* THE EXERCISE
Return all of the entries exactly, with nothing added or left out.

BEGIN DATA RECORDS

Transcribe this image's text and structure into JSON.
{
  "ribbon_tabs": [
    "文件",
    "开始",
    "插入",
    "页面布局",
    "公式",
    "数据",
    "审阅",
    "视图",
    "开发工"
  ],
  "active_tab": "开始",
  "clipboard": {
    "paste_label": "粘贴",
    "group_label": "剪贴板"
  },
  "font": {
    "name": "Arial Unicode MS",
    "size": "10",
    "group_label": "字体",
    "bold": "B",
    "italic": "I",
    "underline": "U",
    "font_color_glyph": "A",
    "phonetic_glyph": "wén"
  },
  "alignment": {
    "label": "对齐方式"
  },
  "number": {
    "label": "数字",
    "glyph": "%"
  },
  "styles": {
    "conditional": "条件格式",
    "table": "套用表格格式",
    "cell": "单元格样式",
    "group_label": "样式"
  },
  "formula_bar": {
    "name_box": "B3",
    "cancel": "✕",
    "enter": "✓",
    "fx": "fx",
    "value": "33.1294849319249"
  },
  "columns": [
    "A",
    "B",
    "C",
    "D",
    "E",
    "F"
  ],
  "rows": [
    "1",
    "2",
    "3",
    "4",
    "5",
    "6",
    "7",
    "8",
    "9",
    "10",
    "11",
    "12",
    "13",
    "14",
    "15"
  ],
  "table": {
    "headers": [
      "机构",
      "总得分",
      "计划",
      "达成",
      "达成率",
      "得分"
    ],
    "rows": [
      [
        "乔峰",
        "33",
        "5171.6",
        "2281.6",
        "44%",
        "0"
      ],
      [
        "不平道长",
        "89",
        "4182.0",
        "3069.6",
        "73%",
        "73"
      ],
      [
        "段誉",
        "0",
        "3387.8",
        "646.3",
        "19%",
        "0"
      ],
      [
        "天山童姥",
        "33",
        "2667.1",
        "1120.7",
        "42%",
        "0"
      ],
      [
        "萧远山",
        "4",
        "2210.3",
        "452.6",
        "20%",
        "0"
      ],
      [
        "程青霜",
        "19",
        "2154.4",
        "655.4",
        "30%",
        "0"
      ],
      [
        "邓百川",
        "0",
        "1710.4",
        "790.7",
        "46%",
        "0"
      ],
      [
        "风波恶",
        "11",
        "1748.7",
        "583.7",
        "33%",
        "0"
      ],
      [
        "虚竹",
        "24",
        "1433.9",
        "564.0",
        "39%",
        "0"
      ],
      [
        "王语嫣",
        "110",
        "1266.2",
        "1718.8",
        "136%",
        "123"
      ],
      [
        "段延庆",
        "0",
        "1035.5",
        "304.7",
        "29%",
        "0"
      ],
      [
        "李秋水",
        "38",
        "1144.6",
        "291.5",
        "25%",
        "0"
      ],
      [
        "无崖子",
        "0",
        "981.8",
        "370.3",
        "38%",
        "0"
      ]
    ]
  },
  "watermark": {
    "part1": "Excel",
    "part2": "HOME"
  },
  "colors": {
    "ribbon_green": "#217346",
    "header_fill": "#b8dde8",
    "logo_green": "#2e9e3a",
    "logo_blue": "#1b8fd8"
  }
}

END DATA RECORDS

* TASK RESULT
Transcribe this image's text and structure into JSON.
{
  "ribbon_tabs": [
    "文件",
    "开始",
    "插入",
    "页面布局",
    "公式",
    "数据",
    "审阅",
    "视图",
    "开发工"
  ],
  "active_tab": "开始",
  "clipboard": {
    "paste_label": "粘贴",
    "group_label": "剪贴板"
  },
  "font": {
    "name": "Arial Unicode MS",
    "size": "10",
    "group_label": "字体",
    "bold": "B",
    "italic": "I",
    "underline": "U",
    "font_color_glyph": "A",
    "phonetic_glyph": "wén"
  },
  "alignment": {
    "label": "对齐方式"
  },
  "number": {
    "label": "数字",
    "glyph": "%"
  },
  "styles": {
    "conditional": "条件格式",
    "table": "套用表格格式",
    "cell": "单元格样式",
    "group_label": "样式"
  },
  "formula_bar": {
    "name_box": "B3",
    "cancel": "✕",
    "enter": "✓",
    "fx": "fx",
    "value": "33.1294849319249"
  },
  "columns": [
    "A",
    "B",
    "C",
    "D",
    "E",
    "F"
  ],
  "rows": [
    "1",
    "2",
    "3",
    "4",
    "5",
    "6",
    "7",
    "8",
    "9",
    "10",
    "11",
    "12",
    "13",
    "14",
    "15"
  ],
  "table": {
    "headers": [
      "机构",
      "总得分",
      "计划",
      "达成",
      "达成率",
      "得分"
    ],
    "rows": [
      [
        "乔峰",
        "33",
        "5171.6",
        "2281.6",
        "44%",
        "0"
      ],
      [
        "不平道长",
        "89",
        "4182.0",
        "3069.6",
        "73%",
        "73"
      ],
      [
        "段誉",
        "0",
        "3387.8",
        "646.3",
        "19%",
        "0"
      ],
      [
        "天山童姥",
        "33",
        "2667.1",
        "1120.7",
        "42%",
        "0"
      ],
      [
        "萧远山",
        "4",
        "2210.3",
        "452.6",
        "20%",
        "0"
      ],
      [
        "程青霜",
        "19",
        "2154.4",
        "655.4",
        "30%",
        "0"
      ],
      [
        "邓百川",
        "0",
        "1710.4",
        "790.7",
        "46%",
        "0"
      ],
      [
        "风波恶",
        "11",
        "1748.7",
        "583.7",
        "33%",
        "0"
      ],
      [
        "虚竹",
        "24",
        "1433.9",
        "564.0",
        "39%",
        "0"
      ],
      [
        "王语嫣",
        "110",
        "1266.2",
        "1718.8",
        "136%",
        "123"
      ],
      [
        "段延庆",
        "0",
        "1035.5",
        "304.7",
        "29%",
        "0"
      ],
      [
        "李秋水",
        "38",
        "1144.6",
        "291.5",
        "25%",
        "0"
      ],
      [
        "无崖子",
        "0",
        "981.8",
        "370.3",
        "38%",
        "0"
      ]
    ]
  },
  "watermark": {
    "part1": "Excel",
    "part2": "HOME"
  },
  "colors": {
    "ribbon_green": "#217346",
    "header_fill": "#b8dde8",
    "logo_green": "#2e9e3a",
    "logo_blue": "#1b8fd8"
  }
}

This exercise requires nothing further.